Restava ferma la previsione che attribuisce al Parlamento in seduta comune l'elezione del Presidente della Repubblica, ma non era più prevista la partecipazione all'elezione dei delegati regionali, alla luce della nuova composizione del Senato. Inoltre, nel caso in cui il Presidente della Repubblica non possa adempiere le proprie funzioni, la supplenza sarebbe spettata al Presidente della Camera (la Costituzione la attribuisce al Presidente del Senato). Viene modificato il quorum per l'elezione del Presidente della Repubblica, prevedendo che dal quarto scrutinio sia necessaria la maggioranza dei tre quinti dell'Assemblea, e a partire dal settimo scrutinio, è richiesta la maggioranza dei tre quinti dei votanti.
Al contempo, veniva modificata la previsione costituzionale che attribuisce al Parlamento in seduta comune l'elezione dei cinque giudici della Corte costituzionale di nomina presidenziale stabilendo che i cinque giudici costituzionali nominati dal Parlamento venissero nominati, separatamente, tre dalla Camera dei deputati e due dal Senato.

— DATI DISPONIBILI —
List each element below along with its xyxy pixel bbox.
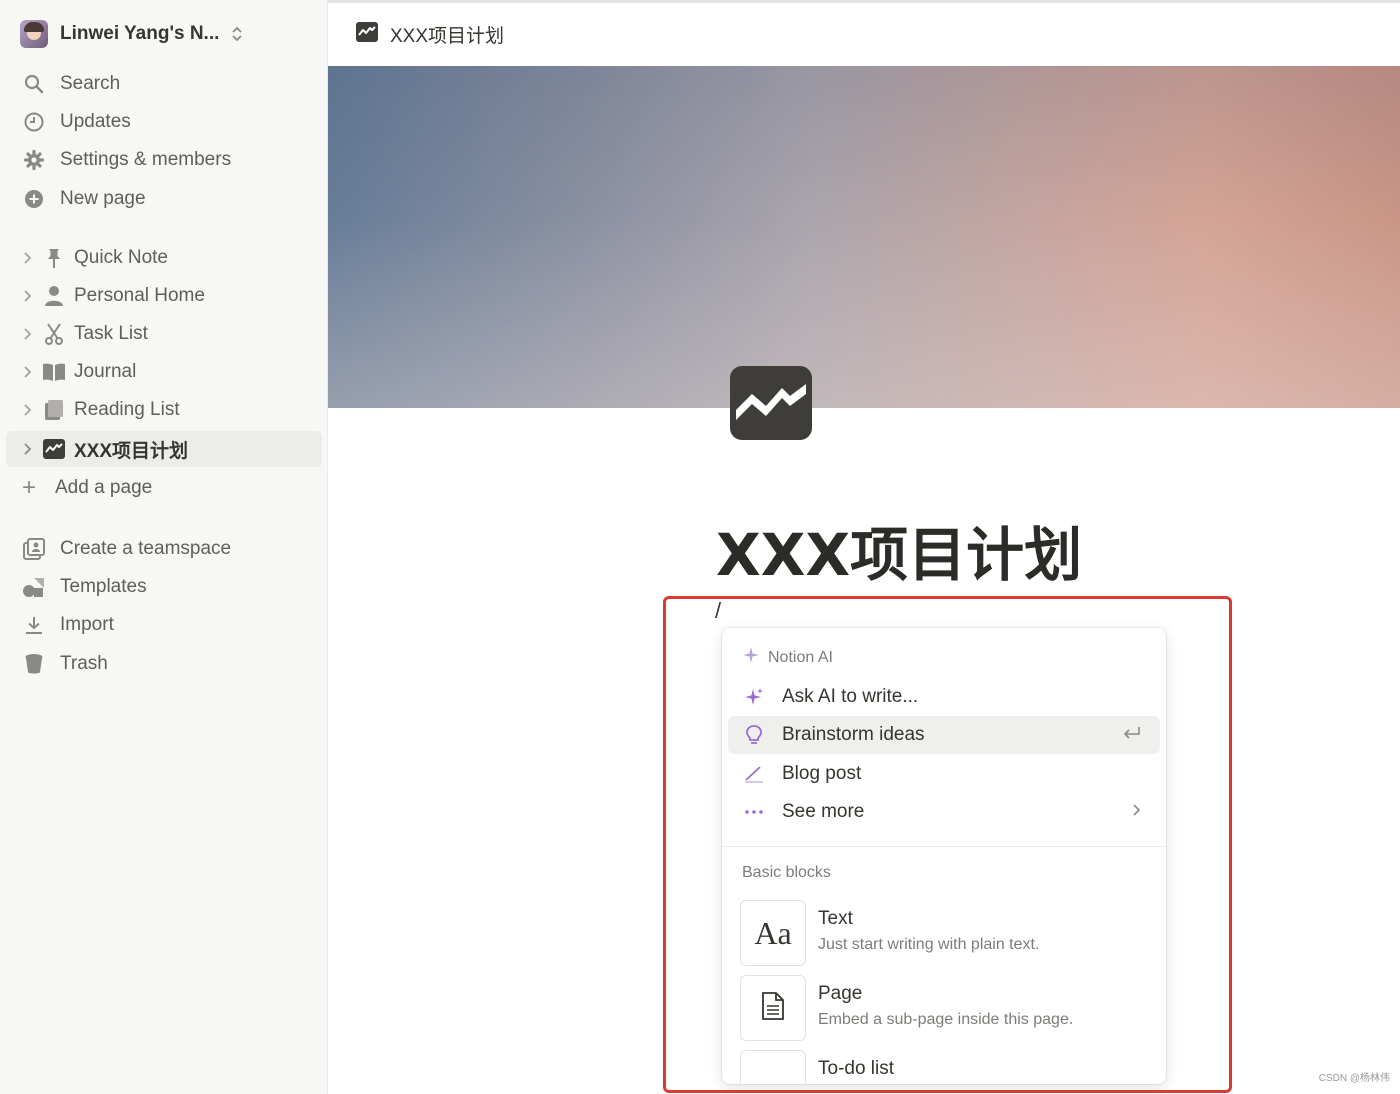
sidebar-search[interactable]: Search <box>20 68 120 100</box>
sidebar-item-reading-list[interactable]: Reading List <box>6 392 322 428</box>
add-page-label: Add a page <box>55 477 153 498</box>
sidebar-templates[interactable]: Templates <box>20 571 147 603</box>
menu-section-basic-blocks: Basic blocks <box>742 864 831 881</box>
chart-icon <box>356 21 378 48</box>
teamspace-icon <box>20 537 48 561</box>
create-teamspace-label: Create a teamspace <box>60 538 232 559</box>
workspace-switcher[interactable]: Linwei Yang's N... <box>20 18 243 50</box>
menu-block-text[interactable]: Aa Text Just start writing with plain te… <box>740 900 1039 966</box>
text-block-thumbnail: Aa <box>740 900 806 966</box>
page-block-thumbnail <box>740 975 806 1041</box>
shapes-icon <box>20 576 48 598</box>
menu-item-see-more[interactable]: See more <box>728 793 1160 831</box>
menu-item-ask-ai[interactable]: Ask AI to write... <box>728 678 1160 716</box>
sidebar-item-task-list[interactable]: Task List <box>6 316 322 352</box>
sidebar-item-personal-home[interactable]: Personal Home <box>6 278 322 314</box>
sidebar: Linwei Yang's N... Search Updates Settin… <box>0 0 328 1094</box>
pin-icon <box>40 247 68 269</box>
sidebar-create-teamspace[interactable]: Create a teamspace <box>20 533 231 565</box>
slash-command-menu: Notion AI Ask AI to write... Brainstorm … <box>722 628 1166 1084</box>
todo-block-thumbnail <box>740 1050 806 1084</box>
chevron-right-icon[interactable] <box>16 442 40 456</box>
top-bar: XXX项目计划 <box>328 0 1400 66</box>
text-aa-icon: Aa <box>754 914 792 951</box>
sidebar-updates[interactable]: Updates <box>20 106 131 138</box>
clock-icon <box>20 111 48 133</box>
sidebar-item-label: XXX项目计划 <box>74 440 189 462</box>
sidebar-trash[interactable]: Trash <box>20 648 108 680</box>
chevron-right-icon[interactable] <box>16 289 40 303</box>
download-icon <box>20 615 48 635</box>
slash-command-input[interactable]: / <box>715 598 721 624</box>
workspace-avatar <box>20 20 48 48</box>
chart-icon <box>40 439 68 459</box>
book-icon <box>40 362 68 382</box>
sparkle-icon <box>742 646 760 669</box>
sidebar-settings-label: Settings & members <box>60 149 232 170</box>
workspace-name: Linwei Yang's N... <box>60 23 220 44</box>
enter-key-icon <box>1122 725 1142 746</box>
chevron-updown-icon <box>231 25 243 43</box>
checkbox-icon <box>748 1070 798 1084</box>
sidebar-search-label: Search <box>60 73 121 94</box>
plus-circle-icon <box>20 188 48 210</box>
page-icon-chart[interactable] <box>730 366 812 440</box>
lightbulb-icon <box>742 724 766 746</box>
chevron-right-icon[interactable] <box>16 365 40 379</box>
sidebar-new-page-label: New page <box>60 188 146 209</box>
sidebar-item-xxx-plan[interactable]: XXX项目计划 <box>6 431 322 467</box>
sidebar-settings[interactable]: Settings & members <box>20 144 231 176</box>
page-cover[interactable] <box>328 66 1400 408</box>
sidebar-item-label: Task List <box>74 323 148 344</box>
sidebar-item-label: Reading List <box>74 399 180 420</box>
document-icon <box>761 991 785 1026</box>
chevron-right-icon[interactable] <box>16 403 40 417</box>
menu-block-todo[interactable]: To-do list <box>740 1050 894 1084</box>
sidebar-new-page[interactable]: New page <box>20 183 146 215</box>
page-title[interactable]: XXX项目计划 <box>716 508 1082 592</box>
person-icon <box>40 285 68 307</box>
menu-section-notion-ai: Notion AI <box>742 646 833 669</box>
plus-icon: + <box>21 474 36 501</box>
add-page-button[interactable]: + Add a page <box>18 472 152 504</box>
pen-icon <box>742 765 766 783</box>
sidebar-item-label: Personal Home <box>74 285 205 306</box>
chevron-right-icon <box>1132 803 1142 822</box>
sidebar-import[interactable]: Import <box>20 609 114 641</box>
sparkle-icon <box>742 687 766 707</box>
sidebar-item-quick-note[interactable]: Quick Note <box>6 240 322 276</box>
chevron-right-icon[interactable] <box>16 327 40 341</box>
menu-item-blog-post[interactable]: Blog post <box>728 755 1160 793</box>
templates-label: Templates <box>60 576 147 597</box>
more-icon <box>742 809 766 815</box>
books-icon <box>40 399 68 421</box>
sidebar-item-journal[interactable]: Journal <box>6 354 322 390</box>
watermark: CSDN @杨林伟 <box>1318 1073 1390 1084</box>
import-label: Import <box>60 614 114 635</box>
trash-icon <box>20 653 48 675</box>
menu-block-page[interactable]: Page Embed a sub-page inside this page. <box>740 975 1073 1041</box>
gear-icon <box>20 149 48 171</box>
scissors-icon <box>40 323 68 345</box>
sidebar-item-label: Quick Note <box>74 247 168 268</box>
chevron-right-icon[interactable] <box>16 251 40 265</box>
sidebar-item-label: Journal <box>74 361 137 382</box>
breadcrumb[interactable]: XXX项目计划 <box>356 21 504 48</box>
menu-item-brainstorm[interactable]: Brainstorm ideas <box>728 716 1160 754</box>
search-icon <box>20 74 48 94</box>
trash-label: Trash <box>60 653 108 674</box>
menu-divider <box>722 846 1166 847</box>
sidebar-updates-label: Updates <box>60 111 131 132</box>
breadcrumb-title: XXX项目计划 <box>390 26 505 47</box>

---

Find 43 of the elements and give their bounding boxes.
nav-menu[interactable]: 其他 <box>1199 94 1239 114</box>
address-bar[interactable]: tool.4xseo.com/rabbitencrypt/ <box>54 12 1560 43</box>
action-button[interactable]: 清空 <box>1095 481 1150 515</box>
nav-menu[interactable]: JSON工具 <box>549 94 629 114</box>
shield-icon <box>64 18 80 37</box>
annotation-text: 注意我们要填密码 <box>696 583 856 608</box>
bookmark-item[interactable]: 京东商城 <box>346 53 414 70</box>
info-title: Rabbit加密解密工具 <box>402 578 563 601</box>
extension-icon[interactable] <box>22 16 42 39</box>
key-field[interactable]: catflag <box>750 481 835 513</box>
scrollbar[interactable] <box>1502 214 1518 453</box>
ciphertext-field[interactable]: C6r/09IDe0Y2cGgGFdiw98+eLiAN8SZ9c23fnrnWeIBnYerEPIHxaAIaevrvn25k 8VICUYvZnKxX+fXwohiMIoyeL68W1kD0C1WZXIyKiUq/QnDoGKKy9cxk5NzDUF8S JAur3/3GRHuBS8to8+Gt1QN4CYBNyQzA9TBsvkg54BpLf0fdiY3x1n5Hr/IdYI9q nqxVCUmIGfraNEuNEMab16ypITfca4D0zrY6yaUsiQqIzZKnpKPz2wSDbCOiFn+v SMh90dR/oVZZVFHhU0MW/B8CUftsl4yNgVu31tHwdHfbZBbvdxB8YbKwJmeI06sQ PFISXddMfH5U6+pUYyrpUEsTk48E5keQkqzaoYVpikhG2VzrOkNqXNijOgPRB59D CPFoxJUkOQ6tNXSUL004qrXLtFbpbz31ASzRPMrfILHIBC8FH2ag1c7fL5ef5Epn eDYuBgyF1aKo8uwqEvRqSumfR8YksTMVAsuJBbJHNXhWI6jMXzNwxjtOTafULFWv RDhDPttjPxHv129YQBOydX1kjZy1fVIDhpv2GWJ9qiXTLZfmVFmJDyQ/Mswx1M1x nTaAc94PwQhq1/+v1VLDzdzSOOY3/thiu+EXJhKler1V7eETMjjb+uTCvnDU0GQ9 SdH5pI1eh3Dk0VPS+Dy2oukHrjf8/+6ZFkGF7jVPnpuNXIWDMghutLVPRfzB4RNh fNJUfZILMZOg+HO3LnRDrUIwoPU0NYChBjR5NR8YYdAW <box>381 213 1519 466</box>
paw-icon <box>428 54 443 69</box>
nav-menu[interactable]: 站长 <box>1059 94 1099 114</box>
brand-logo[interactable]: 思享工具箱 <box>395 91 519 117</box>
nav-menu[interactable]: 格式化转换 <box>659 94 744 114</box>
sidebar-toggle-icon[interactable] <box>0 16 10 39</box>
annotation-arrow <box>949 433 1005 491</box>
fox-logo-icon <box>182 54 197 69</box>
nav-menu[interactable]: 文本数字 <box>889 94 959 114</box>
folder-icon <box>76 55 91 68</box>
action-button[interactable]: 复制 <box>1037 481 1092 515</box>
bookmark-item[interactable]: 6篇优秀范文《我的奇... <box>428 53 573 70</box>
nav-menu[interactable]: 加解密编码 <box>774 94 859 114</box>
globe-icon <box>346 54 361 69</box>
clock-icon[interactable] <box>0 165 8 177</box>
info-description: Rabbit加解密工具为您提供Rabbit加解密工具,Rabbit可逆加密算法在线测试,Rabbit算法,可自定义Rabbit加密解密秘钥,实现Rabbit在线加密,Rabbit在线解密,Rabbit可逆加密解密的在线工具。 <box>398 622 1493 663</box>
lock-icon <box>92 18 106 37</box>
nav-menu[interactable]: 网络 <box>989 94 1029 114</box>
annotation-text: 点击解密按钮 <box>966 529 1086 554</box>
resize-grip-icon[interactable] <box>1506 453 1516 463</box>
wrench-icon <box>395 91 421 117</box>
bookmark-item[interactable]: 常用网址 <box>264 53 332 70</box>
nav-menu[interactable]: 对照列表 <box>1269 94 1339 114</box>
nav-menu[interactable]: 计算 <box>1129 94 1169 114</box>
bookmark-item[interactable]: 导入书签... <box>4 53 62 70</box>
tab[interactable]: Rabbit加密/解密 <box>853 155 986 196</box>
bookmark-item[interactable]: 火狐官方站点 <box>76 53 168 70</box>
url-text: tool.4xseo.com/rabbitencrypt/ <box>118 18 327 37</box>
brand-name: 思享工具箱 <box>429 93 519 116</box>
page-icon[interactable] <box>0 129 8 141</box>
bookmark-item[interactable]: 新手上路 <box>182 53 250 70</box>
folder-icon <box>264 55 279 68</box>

— DA SVOLGERE —
1. Riporta in una tabella Markdown, con le colonne "N." e "Contenuto", le righe dei dati a partire da quella che contiene "Find 43 of the" e fino a quella che contiene "key-field[interactable]: catflag <box>750", estremi inclusi, omettendo le righe vuote.
2. Scrivi il seguito del testo sulla riforma costituzionale, partendo subito dopo la sua ultima frase.

— ELENCO RISPOSTE —
1.
| N. | Contenuto |
|---|---|
| 1 | Find 43 of the elements and give their bounding boxes. |
| 2 | nav-menu[interactable]: 其他 <box>1199 94 1239 114</box> |
| 3 | address-bar[interactable]: tool.4xseo.com/rabbitencrypt/ <box>54 12 1560 43</box> |
| 4 | action-button[interactable]: 清空 <box>1095 481 1150 515</box> |
| 5 | nav-menu[interactable]: JSON工具 <box>549 94 629 114</box> |
| 6 | shield-icon <box>64 18 80 37</box> |
| 7 | annotation-text: 注意我们要填密码 <box>696 583 856 608</box> |
| 8 | bookmark-item[interactable]: 京东商城 <box>346 53 414 70</box> |
| 9 | info-title: Rabbit加密解密工具 <box>402 578 563 601</box> |
| 10 | extension-icon[interactable] <box>22 16 42 39</box> |
| 11 | key-field[interactable]: catflag <box>750 481 835 513</box> |

2.
Al fine di rafforzare l'incidenza del Governo nel procedimento legislativo, la riforma riconosceva all'Esecutivo il potere di chiedere che un disegno di legge indicato come essenziale per l'attuazione del programma di governo fosse iscritto con priorità all'ordine del giorno della Camera e sottoposta alla pronuncia in via definitiva della stessa entro il termine di settanta giorni dalla deliberazione, ulteriormente prorogabili per non oltre quindici giorni (c.d. istituto del voto a data certa).
Altre disposizioni concernevano la decretazione d'urgenza ed il relativo procedimento di conversione. In particolare, la riforma introduceva in Costituzione alcuni limiti, previsti dalla normativa ordinaria, disponendo che il decreto-legge non poteva:
Inoltre, era prescritto in Costituzione che i decreti-legge dovessero recare misure di immediata applicazione e di contenuto specifico, omogeneo e corrispondente al titolo. E che corso dell'esame di disegni di legge di conversione in legge dei decreti legge non possono essere approvate disposizioni estranee all'oggetto o alle finalità del decreto.
Il disegno di legge recava, inoltre, la riforma del titolo V della Costituzione.
In primo luogo, erano soppresse le previsioni costituzionali relative alle province, quale ente costitutivo della Repubblica.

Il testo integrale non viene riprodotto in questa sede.